[Opening Text passage section]

He says the leading Phab was “unlike anything I’d ever done” and challenged some of his previous preconceptions about the charity sector.
“I used to be quite anti-charity because it’s a disability equality thing, the way you’re portrayed and the way that charities around disability don’t tend to be run by us. But then I thought, well, that would be a huge change in one step if I became a CEO of a charity about disability, and I was the kind of person that they’re supporting, as opposed to the kind of person who likes supporting people like me.”
Since being appointed, Scarlet and Vickers have focused on making Phab more representative of its beneficiaries as well, by increasing its proportion of disabled staff.
Scarlet says this has been driven by Phab’s employment of freelancers to work on its access consultancy and training services project, whereby the charity’s representatives advise other organisations on their accessibility, but the charity also employs disabled people in its core staff.
They are considering trying to register the charity as a disabled people’s organisation, which would require 75% of its board to be made up of disabled people and 50% of its workforce.
“The whole direction for any charity that has anything to do with disability is it should be run, and at least 50% staffed, by disabled people. Because if nothing else, it should really be that we get employed in the things that are to do with us,” says Scarlet.
“One of the great joys of working at Phab is really embedding that. There were quite a few disabled people working there but now we’re really going for it. And we’re not employing people because they’re disabled; we’re employing them because they’re the best people for the job.
“But once you start telling people you will be supported and you’ll get reasonable adjustments, and you’ll get a place where it’s about output and not about hours sat at a computer, then you end up with people going ‘I can apply for this’.”
This has coincided with Phab switching to remote working – the charity is in the process of selling its Croydon office – with the charity’s seven paid staff meeting fortnightly online. Scarlet says the remote arrangement suits Phab’s employees now, who are based across the country.
“We went from being office-based to being virtual. During Covid, we had to and then we realised that we’ve got a great big office space that we don’t really need. So, we’re selling that, which allows us to have a proper sinking fund and also be able to invest the money so that we’ve got a future.
“The whole thing about Covid was that it made it very dodgy for loads of charities because the income went way down, but also what we did got so squashed. It’s quite hard to keep a profile when everybody is staying indoors.”
Phab’s income fluctuated during the pandemic from over £1m in the year to March 2019 to less than half that in 2021-22. It recovered to £644,000 in 2022-23 and Scarlet hopes to increase it further in the coming years, possibly by generating profits through the consultancy project.
Some charities ‘ahead of the curve’
From his experience as an adviser, Scarlet says some civil society organisations with which he has worked are “at the forefront of inclusive practice”.
He lists arts commissioning charity Unlimited, theatre charity Graeae and social enterprise CRIPtic Arts as being “way ahead of the curve”.
“And then there are others that are less so or there are others that possibly might be quite vocal in campaigning, but not quite so good at doing the stuff that they’re talking about.”
He says that some leaders have shown resistance to the disability movement but have been convinced after its aims have been explained to them.
Scarlet adds: “The disability rights movement’s saying used to be ‘nothing about us without us’ and there’s a new movement within the younger people who say surely shouldn’t it be ‘nothing without us’. What’s not about us? Everything is, because we are the biggest minority in any community.”

[Closing Text passage section]
[Opening Extracted information section]

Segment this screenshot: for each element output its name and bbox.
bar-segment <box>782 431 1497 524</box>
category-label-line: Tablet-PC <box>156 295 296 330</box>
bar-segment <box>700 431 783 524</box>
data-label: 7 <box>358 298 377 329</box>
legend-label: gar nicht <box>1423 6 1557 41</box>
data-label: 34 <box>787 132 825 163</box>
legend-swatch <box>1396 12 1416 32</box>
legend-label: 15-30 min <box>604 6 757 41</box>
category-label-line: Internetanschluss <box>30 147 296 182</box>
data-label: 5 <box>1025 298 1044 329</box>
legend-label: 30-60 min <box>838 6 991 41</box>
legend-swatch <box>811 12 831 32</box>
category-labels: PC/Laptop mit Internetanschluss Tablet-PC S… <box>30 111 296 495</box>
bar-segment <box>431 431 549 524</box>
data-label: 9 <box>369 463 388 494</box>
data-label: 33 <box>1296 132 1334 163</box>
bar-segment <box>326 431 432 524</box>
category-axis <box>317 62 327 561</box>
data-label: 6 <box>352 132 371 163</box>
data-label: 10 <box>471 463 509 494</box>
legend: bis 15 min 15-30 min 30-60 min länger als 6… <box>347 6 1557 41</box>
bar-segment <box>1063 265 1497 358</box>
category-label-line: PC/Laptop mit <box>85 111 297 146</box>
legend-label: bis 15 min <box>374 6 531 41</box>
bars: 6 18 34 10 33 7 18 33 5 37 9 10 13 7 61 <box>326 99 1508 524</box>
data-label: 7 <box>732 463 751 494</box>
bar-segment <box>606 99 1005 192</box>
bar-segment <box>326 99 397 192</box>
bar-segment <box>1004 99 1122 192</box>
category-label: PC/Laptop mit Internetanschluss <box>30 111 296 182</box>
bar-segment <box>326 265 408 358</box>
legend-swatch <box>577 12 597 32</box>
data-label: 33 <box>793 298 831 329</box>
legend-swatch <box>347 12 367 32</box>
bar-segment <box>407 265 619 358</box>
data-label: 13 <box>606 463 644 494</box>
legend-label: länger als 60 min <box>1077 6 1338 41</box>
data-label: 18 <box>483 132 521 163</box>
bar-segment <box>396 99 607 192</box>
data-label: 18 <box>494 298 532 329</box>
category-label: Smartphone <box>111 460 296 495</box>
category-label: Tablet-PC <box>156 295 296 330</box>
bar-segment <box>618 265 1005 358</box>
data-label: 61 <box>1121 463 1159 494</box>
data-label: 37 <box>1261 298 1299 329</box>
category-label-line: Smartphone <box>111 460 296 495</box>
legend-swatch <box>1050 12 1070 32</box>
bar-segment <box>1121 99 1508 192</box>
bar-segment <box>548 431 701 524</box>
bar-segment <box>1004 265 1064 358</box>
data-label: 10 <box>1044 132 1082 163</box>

[Closing Extracted information section]

### Brief A
In the article about Phab, transcribe the text between "They are considering" and "for the job.", inclusive.
### Brief B
According to the Phab article, what was the charity's income in 2022-23?

### Expected output A
They are considering trying to register the charity as a disabled people’s organisation, which would require 75% of its board to be made up of disabled people and 50% of its workforce.
“The whole direction for any charity that has anything to do with disability is it should be run, and at least 50% staffed, by disabled people. Because if nothing else, it should really be that we get employed in the things that are to do with us,” says Scarlet.
“One of the great joys of working at Phab is really embedding that. There were quite a few disabled people working there but now we’re really going for it. And we’re not employing people because they’re disabled; we’re employing them because they’re the best people for the job.

### Expected output B
£644,000